Stored data:
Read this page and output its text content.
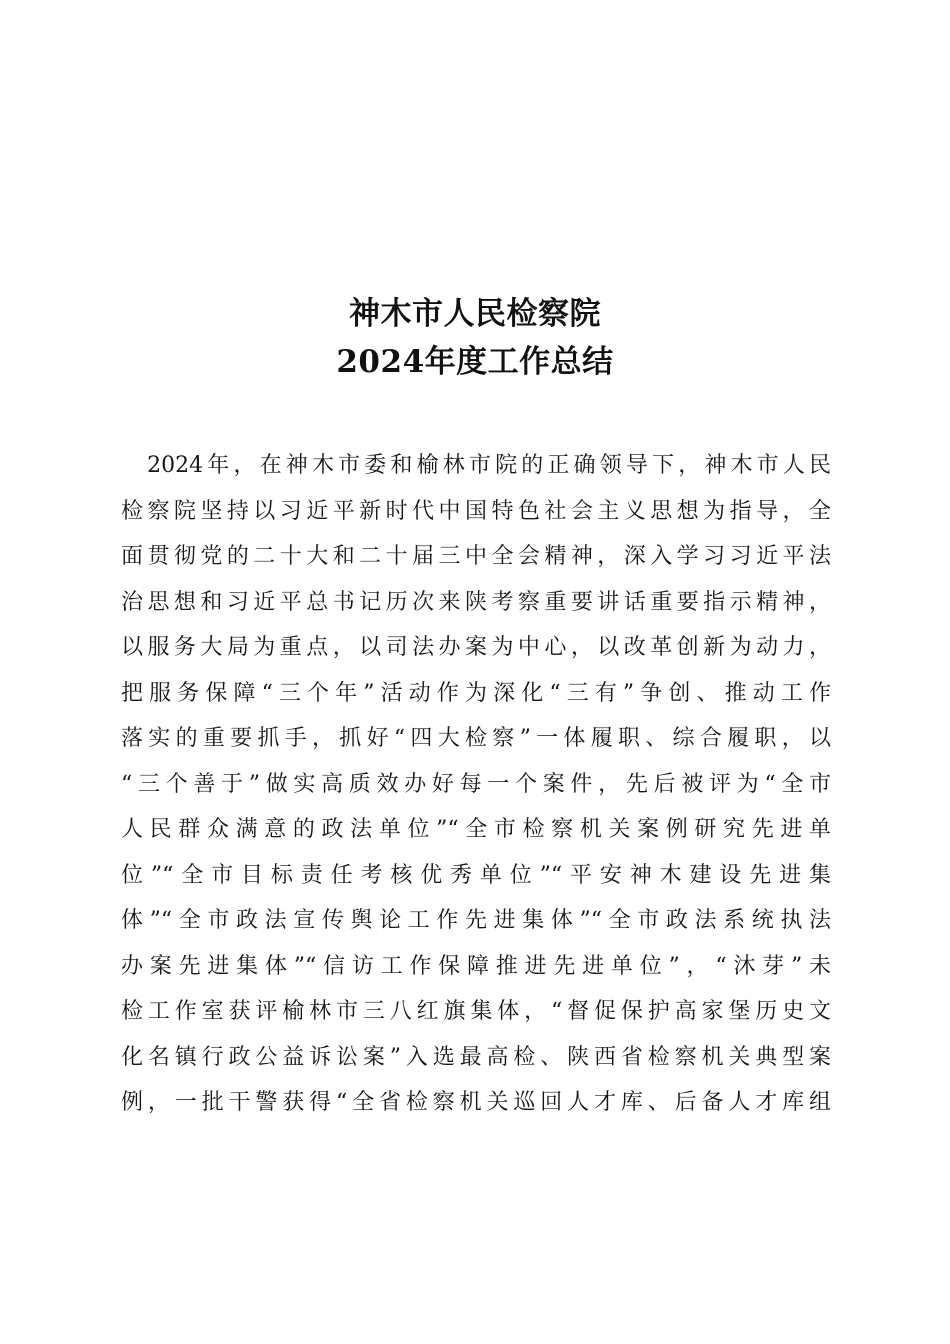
神木市人民检察院
2024年度工作总结
　2024年，在神木市委和榆林市院的正确领导下，神木市人民
检察院坚持以习近平新时代中国特色社会主义思想为指导，全
面贯彻党的二十大和二十届三中全会精神，深入学习习近平法
治思想和习近平总书记历次来陕考察重要讲话重要指示精神，
以服务大局为重点，以司法办案为中心，以改革创新为动力，
把服务保障“三个年”活动作为深化“三有”争创、推动工作
落实的重要抓手，抓好“四大检察”一体履职、综合履职，以
“三个善于”做实高质效办好每一个案件，先后被评为“全市
人民群众满意的政法单位”“全市检察机关案例研究先进单
位”“全市目标责任考核优秀单位”“平安神木建设先进集
体”“全市政法宣传舆论工作先进集体”“全市政法系统执法
办案先进集体”“信访工作保障推进先进单位”，“沐芽”未
检工作室获评榆林市三八红旗集体，“督促保护高家堡历史文
化名镇行政公益诉讼案”入选最高检、陕西省检察机关典型案
例，一批干警获得“全省检察机关巡回人才库、后备人才库组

◆ **Exercise goal**:
Reproduce every line precisely as given, omitting all pictures.

◆ **Output below**:
Read this page and output its text content.
神木市人民检察院
2024年度工作总结
　2024年，在神木市委和榆林市院的正确领导下，神木市人民
检察院坚持以习近平新时代中国特色社会主义思想为指导，全
面贯彻党的二十大和二十届三中全会精神，深入学习习近平法
治思想和习近平总书记历次来陕考察重要讲话重要指示精神，
以服务大局为重点，以司法办案为中心，以改革创新为动力，
把服务保障“三个年”活动作为深化“三有”争创、推动工作
落实的重要抓手，抓好“四大检察”一体履职、综合履职，以
“三个善于”做实高质效办好每一个案件，先后被评为“全市
人民群众满意的政法单位”“全市检察机关案例研究先进单
位”“全市目标责任考核优秀单位”“平安神木建设先进集
体”“全市政法宣传舆论工作先进集体”“全市政法系统执法
办案先进集体”“信访工作保障推进先进单位”，“沐芽”未
检工作室获评榆林市三八红旗集体，“督促保护高家堡历史文
化名镇行政公益诉讼案”入选最高检、陕西省检察机关典型案
例，一批干警获得“全省检察机关巡回人才库、后备人才库组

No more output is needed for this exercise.